> _Set exercise_: Copy the data that follows exactly. Include no pictures.

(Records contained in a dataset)
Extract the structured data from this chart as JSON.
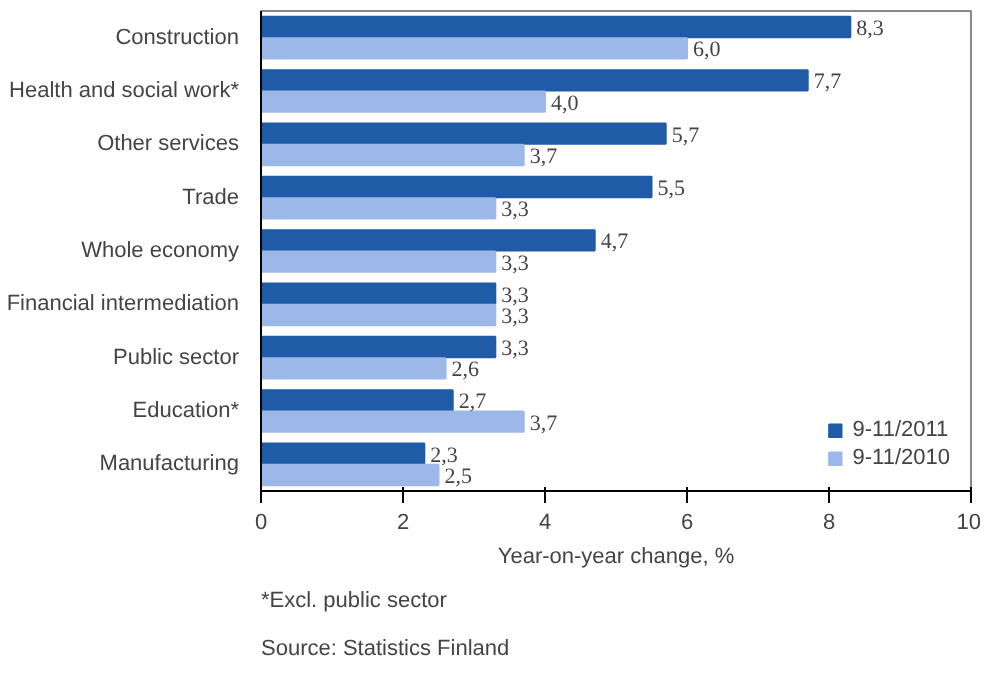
{
  "chart_data": {
    "type": "bar",
    "orientation": "horizontal",
    "xlabel": "Year-on-year change, %",
    "categories": [
      "Construction",
      "Health and social work*",
      "Other services",
      "Trade",
      "Whole economy",
      "Financial intermediation",
      "Public sector",
      "Education*",
      "Manufacturing"
    ],
    "series": [
      {
        "name": "9-11/2011",
        "color": "#1f5ba6",
        "values": [
          8.3,
          7.7,
          5.7,
          5.5,
          4.7,
          3.3,
          3.3,
          2.7,
          2.3
        ],
        "value_labels": [
          "8,3",
          "7,7",
          "5,7",
          "5,5",
          "4,7",
          "3,3",
          "3,3",
          "2,7",
          "2,3"
        ]
      },
      {
        "name": "9-11/2010",
        "color": "#9cb8e8",
        "values": [
          6.0,
          4.0,
          3.7,
          3.3,
          3.3,
          3.3,
          2.6,
          3.7,
          2.5
        ],
        "value_labels": [
          "6,0",
          "4,0",
          "3,7",
          "3,3",
          "3,3",
          "3,3",
          "2,6",
          "3,7",
          "2,5"
        ]
      }
    ],
    "xlim": [
      0,
      10
    ],
    "xticks": [
      0,
      2,
      4,
      6,
      8,
      10
    ],
    "legend": "bottom right",
    "annotations": [
      "*Excl. public sector",
      "Source: Statistics Finland"
    ]
  }
}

> _Response_:
Extract the structured data from this chart as JSON.
{
  "chart_data": {
    "type": "bar",
    "orientation": "horizontal",
    "xlabel": "Year-on-year change, %",
    "categories": [
      "Construction",
      "Health and social work*",
      "Other services",
      "Trade",
      "Whole economy",
      "Financial intermediation",
      "Public sector",
      "Education*",
      "Manufacturing"
    ],
    "series": [
      {
        "name": "9-11/2011",
        "color": "#1f5ba6",
        "values": [
          8.3,
          7.7,
          5.7,
          5.5,
          4.7,
          3.3,
          3.3,
          2.7,
          2.3
        ],
        "value_labels": [
          "8,3",
          "7,7",
          "5,7",
          "5,5",
          "4,7",
          "3,3",
          "3,3",
          "2,7",
          "2,3"
        ]
      },
      {
        "name": "9-11/2010",
        "color": "#9cb8e8",
        "values": [
          6.0,
          4.0,
          3.7,
          3.3,
          3.3,
          3.3,
          2.6,
          3.7,
          2.5
        ],
        "value_labels": [
          "6,0",
          "4,0",
          "3,7",
          "3,3",
          "3,3",
          "3,3",
          "2,6",
          "3,7",
          "2,5"
        ]
      }
    ],
    "xlim": [
      0,
      10
    ],
    "xticks": [
      0,
      2,
      4,
      6,
      8,
      10
    ],
    "legend": "bottom right",
    "annotations": [
      "*Excl. public sector",
      "Source: Statistics Finland"
    ]
  }
}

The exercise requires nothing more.